## SET EXERCISE
Restate each entry word for word, leaving nothing out.

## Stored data
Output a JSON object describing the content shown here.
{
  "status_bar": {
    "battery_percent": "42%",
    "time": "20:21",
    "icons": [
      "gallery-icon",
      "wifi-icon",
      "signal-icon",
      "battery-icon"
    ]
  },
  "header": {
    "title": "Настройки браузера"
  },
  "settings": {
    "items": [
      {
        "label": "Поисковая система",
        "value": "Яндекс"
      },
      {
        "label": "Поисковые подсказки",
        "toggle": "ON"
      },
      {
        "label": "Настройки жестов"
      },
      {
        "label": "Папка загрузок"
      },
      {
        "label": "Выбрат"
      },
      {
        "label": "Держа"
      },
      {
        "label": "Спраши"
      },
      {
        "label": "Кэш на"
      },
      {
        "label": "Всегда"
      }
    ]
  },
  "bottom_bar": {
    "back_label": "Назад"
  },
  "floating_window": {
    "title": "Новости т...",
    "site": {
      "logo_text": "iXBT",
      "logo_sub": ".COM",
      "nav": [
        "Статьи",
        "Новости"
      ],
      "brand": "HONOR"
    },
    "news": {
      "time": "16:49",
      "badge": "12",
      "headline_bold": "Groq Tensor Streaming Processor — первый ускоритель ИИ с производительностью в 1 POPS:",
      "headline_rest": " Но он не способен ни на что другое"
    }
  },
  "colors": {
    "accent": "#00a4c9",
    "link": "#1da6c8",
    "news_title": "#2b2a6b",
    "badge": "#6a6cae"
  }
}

## THE SOLUTION
Output a JSON object describing the content shown here.
{
  "status_bar": {
    "battery_percent": "42%",
    "time": "20:21",
    "icons": [
      "gallery-icon",
      "wifi-icon",
      "signal-icon",
      "battery-icon"
    ]
  },
  "header": {
    "title": "Настройки браузера"
  },
  "settings": {
    "items": [
      {
        "label": "Поисковая система",
        "value": "Яндекс"
      },
      {
        "label": "Поисковые подсказки",
        "toggle": "ON"
      },
      {
        "label": "Настройки жестов"
      },
      {
        "label": "Папка загрузок"
      },
      {
        "label": "Выбрат"
      },
      {
        "label": "Держа"
      },
      {
        "label": "Спраши"
      },
      {
        "label": "Кэш на"
      },
      {
        "label": "Всегда"
      }
    ]
  },
  "bottom_bar": {
    "back_label": "Назад"
  },
  "floating_window": {
    "title": "Новости т...",
    "site": {
      "logo_text": "iXBT",
      "logo_sub": ".COM",
      "nav": [
        "Статьи",
        "Новости"
      ],
      "brand": "HONOR"
    },
    "news": {
      "time": "16:49",
      "badge": "12",
      "headline_bold": "Groq Tensor Streaming Processor — первый ускоритель ИИ с производительностью в 1 POPS:",
      "headline_rest": " Но он не способен ни на что другое"
    }
  },
  "colors": {
    "accent": "#00a4c9",
    "link": "#1da6c8",
    "news_title": "#2b2a6b",
    "badge": "#6a6cae"
  }
}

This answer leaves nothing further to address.